++++ Zitierter Text ++++
# Spannungsteiler



## Hatam (31 Januar 2022)

Hallo zusammen, ich möchte gern mal die normale Spannung 230V mit LOGO messen. wissen wir ja dass ich einen Spannungsteiler von 230V auf 10V benötige, aber die Frage gibt es einen fertigen Spannungsteiler dafür oder soll ich selbe basteln?​Für eure Hilfe bin ich dankbar und werde mich auf eure Antworten freuen.​


----------



## DeltaMikeAir (31 Januar 2022)

Das Stichwort heißt wohl eher Messwandler bzw. Spannungsmessumformer.


----------



## volker (31 Januar 2022)

willst du wirklich die spannung messen oder nur ob 230v da sind oder eben nicht. falls letzteres böte sich ein einfaches relais an.


----------



## Hatam (31 Januar 2022)

DeltaMikeAir
danke für die Antwort, das meinte ich Spannungsteiler (Messwandler, Spannungswandler), kannst du vielleicht einen nennen oder ein Bild?


----------



## Hatam (31 Januar 2022)

volker
danke für die Antwort, ja stimmt es gibt viel einfachen Wege die Spannung zu messen, aber ich wollte nur die Spannung mit SPS messen.


----------



## volker (31 Januar 2022)
++++
▸ Kurze Übung A
Gib aus der Forumsdiskussion zum Spannungsteiler die Passage zwischen "Das Stichwort heißt" und "einfaches relais an.", beide eingeschlossen, wortgetreu wieder.
▸ Kurze Übung B
Beantworte anhand der Forumsdiskussion zum Spannungsteiler diese Fragen:
(i) Auf welchen Wert soll die Spannung von 230V laut dem ersten Beitrag geteilt werden?
(ii) Welche Stichwörter nennt DeltaMikeAir?
(iii) Was böte sich nach volker an, wenn nur festgestellt werden soll, ob 230V vorhanden sind?
▸ Kurze Übung C
Fasse die Forumsdiskussion zum Spannungsteiler in drei Sätzen zusammen.
++++ Datenauszug ++++
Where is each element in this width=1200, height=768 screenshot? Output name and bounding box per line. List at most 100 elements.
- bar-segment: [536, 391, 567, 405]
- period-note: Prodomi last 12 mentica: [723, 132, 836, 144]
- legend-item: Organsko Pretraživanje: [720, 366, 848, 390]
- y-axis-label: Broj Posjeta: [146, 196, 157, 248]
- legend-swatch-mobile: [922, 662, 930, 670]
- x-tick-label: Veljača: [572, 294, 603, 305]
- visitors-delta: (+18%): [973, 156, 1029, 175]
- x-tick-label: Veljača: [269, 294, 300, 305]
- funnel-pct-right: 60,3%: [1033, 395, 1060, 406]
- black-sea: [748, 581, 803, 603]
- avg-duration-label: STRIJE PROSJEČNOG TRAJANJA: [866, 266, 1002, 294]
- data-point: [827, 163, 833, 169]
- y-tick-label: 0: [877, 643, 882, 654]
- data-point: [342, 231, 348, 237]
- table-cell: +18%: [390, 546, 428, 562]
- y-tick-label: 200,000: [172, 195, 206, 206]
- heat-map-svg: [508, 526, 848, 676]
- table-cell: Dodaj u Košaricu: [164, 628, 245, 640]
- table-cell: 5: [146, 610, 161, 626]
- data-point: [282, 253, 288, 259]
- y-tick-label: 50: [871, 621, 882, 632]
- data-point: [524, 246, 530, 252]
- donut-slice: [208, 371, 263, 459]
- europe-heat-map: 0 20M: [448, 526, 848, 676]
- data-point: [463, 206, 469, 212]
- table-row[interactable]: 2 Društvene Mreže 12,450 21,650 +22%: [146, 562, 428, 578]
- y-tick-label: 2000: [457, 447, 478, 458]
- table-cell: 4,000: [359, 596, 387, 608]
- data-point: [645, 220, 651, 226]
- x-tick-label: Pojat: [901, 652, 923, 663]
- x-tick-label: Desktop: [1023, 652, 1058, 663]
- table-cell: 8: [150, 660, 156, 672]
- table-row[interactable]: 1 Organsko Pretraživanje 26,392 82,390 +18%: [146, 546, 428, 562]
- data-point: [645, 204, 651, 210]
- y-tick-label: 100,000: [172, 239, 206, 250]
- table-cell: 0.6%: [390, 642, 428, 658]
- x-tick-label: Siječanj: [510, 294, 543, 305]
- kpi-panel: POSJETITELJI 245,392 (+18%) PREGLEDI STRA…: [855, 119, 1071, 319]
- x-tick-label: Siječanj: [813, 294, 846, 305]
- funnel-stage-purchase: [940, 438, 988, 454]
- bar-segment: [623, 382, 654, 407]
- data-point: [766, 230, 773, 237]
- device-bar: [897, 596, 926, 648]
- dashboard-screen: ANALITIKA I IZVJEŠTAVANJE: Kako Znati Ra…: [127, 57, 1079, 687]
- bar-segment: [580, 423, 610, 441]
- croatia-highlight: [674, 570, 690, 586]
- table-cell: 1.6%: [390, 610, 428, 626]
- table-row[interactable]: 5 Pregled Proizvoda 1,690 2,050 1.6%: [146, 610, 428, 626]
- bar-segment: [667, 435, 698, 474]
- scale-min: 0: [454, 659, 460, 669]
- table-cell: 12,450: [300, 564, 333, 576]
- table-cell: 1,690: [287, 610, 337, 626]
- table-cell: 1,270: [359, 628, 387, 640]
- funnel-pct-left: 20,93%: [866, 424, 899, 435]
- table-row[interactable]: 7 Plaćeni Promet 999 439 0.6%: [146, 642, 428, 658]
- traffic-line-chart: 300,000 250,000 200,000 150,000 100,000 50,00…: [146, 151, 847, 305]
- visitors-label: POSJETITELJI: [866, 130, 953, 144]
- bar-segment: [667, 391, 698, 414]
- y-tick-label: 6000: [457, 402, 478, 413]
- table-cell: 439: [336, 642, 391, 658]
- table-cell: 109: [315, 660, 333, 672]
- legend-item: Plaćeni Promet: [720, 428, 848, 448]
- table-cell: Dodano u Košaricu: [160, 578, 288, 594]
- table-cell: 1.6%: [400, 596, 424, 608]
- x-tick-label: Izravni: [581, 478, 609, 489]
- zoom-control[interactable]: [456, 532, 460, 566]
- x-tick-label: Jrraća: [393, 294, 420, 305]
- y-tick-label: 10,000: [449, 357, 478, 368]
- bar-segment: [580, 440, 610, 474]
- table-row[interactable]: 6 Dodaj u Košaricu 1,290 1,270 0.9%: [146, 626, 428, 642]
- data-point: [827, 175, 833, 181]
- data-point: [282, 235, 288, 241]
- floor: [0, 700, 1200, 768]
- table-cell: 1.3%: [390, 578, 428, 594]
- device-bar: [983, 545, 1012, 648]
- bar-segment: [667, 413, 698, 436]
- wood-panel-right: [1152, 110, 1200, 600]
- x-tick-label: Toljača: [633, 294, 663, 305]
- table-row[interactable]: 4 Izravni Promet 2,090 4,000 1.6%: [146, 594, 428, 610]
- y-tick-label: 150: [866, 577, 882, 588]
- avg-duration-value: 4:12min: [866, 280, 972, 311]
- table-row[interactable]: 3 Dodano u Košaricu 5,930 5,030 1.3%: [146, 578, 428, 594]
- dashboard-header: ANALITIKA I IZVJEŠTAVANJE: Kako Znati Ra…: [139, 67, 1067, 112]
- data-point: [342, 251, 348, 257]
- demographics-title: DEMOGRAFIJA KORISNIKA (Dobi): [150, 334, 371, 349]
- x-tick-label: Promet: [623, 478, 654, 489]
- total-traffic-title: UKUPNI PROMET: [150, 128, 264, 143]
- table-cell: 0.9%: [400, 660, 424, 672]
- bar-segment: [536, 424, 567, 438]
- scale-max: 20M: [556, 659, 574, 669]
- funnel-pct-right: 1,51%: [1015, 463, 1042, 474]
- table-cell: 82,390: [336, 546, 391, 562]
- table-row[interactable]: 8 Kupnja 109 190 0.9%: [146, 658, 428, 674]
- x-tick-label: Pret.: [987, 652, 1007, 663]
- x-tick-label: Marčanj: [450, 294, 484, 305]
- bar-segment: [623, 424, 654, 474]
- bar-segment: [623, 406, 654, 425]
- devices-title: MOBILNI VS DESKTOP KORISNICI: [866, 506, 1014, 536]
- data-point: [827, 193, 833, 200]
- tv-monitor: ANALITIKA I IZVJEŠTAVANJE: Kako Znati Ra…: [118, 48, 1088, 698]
++++
▸ Richtiges Ergebnis A
Das Stichwort heißt wohl eher Messwandler bzw. Spannungsmessumformer.


----------



## volker (31 Januar 2022)

willst du wirklich die spannung messen oder nur ob 230v da sind oder eben nicht. falls letzteres böte sich ein einfaches relais an.

▸ Richtiges Ergebnis B
(i) Auf 10V.
(ii) Messwandler bzw. Spannungsmessumformer.
(iii) Ein einfaches Relais.

▸ Richtiges Ergebnis C
Hatam möchte die Spannung von 230V mit LOGO messen und fragt, ob es für die Teilung von 230V auf 10V einen fertigen Spannungsteiler gibt oder ob er selbst basteln soll. DeltaMikeAir nennt als Stichwort Messwandler bzw. Spannungsmessumformer, und volker schlägt ein einfaches Relais vor, falls nur geprüft werden soll, ob 230V da sind. Hatam bittet DeltaMikeAir um ein Beispiel oder ein Bild und antwortet volker, dass er die Spannung mit der SPS messen will.